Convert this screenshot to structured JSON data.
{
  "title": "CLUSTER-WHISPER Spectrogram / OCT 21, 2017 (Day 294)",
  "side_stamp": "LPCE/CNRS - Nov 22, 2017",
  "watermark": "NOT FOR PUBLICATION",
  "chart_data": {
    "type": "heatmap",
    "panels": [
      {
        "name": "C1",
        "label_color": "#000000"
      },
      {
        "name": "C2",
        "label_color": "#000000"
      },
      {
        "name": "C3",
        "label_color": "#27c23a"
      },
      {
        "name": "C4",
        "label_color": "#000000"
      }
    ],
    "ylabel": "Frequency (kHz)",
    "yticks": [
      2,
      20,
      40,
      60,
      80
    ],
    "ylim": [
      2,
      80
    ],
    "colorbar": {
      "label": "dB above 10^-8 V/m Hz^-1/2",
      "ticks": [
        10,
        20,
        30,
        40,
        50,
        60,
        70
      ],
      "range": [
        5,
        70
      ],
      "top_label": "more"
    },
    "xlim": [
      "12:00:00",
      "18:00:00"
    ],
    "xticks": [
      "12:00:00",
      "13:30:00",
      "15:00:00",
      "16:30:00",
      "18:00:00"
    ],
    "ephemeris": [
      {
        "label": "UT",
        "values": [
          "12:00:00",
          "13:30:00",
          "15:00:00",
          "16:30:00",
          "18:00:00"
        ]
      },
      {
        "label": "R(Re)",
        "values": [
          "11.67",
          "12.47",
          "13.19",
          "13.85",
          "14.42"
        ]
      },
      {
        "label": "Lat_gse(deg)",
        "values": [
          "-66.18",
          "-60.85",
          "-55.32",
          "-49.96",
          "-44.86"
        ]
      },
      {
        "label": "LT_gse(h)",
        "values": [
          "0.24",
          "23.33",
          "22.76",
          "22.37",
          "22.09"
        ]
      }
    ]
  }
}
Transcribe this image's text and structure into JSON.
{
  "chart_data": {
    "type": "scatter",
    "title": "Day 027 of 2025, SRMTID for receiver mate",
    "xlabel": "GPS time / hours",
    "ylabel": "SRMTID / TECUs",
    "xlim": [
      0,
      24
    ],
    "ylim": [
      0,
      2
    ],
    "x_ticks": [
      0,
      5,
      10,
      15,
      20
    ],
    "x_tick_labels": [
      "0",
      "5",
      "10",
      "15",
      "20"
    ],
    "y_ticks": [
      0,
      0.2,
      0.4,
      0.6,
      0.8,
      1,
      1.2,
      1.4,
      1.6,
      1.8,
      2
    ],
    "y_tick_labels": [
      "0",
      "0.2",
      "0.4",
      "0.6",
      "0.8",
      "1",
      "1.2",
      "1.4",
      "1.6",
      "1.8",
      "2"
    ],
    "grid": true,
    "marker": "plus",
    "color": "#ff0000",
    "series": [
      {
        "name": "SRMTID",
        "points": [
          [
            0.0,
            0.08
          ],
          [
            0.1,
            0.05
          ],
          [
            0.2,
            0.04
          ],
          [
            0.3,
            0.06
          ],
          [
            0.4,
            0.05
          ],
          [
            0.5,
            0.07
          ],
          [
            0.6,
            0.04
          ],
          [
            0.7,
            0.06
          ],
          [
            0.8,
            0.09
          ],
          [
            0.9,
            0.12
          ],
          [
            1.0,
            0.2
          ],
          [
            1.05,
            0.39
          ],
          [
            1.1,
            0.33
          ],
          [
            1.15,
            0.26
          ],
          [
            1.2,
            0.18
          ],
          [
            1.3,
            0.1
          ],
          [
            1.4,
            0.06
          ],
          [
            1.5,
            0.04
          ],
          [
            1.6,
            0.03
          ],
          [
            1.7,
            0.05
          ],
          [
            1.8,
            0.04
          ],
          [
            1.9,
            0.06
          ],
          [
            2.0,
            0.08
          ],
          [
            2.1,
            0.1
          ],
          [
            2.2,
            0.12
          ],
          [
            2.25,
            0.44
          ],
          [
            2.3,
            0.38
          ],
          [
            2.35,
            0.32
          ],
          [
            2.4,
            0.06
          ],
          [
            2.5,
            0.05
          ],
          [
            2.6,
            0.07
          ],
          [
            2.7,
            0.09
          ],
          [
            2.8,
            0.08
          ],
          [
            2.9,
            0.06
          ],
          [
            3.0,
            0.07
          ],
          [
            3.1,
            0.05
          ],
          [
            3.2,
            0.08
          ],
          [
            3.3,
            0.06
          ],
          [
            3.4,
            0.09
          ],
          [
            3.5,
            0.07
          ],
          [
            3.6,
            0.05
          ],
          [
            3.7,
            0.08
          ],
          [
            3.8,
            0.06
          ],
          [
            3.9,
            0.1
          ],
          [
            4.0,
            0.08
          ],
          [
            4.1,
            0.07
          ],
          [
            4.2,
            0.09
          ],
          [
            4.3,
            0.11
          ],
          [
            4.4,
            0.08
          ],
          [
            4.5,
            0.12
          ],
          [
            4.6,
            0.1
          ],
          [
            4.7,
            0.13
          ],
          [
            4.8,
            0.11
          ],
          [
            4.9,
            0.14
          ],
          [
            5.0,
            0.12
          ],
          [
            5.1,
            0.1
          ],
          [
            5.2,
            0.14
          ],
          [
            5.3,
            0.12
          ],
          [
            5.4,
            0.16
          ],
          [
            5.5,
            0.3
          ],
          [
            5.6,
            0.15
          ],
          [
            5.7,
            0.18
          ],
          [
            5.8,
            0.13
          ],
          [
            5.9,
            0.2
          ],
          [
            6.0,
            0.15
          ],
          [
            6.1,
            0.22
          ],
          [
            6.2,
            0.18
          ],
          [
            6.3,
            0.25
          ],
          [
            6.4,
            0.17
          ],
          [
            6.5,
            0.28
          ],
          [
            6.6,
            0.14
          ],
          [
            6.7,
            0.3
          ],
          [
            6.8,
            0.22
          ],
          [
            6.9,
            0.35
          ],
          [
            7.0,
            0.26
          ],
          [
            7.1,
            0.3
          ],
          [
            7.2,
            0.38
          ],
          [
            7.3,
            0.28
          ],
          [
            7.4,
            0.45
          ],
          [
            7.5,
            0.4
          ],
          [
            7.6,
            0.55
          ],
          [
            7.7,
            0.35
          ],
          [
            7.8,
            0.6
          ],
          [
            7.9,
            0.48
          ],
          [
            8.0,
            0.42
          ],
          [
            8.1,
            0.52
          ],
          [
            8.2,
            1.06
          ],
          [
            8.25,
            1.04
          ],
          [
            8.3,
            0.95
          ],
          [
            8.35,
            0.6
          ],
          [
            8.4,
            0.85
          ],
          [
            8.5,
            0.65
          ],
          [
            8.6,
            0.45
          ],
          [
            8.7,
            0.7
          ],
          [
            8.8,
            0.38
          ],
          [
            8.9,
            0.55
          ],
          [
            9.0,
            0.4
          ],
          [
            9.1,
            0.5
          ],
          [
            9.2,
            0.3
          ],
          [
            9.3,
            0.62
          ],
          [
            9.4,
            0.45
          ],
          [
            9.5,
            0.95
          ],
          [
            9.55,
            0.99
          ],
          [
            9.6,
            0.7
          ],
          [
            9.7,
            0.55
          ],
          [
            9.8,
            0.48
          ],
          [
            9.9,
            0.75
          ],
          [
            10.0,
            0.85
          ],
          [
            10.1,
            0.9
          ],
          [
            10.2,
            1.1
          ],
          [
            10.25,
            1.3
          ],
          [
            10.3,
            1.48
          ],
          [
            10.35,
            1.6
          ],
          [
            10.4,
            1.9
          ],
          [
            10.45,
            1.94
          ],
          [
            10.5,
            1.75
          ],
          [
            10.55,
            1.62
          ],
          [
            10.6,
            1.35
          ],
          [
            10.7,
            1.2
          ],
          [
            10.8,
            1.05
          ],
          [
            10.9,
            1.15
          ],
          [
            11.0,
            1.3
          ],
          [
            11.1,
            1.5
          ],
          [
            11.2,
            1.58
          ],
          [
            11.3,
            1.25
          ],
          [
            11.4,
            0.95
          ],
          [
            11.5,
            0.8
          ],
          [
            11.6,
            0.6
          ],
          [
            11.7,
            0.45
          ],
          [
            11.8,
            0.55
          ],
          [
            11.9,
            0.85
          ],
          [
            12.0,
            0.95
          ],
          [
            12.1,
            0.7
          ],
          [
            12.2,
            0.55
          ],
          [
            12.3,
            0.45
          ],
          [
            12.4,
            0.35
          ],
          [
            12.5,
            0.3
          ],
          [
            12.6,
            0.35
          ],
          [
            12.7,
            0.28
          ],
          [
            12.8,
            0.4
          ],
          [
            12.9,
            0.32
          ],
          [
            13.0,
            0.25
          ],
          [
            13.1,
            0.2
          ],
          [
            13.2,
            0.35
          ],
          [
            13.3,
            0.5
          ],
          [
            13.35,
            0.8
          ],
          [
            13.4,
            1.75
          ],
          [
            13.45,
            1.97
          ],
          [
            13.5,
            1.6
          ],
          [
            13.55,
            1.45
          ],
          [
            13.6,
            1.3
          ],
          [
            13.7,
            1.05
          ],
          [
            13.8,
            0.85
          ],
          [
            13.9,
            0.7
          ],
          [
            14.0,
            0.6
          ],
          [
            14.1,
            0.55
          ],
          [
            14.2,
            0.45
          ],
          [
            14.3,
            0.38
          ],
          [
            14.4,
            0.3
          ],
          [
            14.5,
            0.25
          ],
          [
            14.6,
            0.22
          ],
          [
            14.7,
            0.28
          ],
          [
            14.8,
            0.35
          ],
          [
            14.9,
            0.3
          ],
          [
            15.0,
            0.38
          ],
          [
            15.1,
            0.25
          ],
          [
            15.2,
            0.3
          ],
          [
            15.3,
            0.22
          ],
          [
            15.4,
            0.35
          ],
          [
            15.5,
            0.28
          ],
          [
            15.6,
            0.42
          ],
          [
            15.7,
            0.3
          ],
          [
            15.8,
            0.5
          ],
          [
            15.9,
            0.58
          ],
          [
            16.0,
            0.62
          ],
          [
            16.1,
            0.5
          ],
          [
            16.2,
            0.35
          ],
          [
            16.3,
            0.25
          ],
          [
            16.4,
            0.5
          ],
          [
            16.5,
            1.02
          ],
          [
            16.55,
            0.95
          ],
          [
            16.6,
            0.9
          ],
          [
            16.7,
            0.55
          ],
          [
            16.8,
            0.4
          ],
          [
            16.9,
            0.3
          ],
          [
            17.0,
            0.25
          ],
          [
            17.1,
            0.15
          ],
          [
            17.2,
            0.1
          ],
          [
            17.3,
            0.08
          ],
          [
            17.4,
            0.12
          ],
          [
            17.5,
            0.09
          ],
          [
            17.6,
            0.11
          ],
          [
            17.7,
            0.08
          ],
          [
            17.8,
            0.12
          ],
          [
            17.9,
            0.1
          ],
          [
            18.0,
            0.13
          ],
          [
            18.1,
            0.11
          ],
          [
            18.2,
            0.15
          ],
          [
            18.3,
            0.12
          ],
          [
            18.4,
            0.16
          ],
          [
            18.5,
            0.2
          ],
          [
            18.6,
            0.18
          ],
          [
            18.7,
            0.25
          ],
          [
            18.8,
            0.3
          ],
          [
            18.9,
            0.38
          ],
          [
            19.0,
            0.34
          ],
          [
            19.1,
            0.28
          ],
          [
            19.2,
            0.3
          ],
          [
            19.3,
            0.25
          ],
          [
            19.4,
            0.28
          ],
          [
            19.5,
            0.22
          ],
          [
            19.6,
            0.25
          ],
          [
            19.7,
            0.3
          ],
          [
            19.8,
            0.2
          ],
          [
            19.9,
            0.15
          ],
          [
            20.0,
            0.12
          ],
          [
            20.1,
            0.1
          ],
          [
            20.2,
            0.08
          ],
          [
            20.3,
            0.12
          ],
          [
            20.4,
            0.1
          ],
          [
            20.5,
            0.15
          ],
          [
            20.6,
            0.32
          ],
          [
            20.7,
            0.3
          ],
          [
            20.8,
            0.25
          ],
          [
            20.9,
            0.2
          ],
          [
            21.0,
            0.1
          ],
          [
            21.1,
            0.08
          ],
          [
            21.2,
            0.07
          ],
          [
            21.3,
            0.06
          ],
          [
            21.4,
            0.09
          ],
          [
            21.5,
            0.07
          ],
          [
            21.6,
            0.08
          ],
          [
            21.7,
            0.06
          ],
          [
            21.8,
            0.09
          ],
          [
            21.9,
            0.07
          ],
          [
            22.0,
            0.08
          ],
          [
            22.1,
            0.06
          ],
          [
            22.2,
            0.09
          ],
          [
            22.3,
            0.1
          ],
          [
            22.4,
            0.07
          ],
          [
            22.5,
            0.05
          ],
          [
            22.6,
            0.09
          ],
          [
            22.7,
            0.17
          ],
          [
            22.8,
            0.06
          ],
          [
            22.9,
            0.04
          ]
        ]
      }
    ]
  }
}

§ **THE TASK**: Check each line above for the string "title", then copy the ones that have it.

§ **COMPLETE RESPONSE**:
  "title": "CLUSTER-WHISPER Spectrogram / OCT 21, 2017 (Day 294)",
    "title": "Day 027 of 2025, SRMTID for receiver mate",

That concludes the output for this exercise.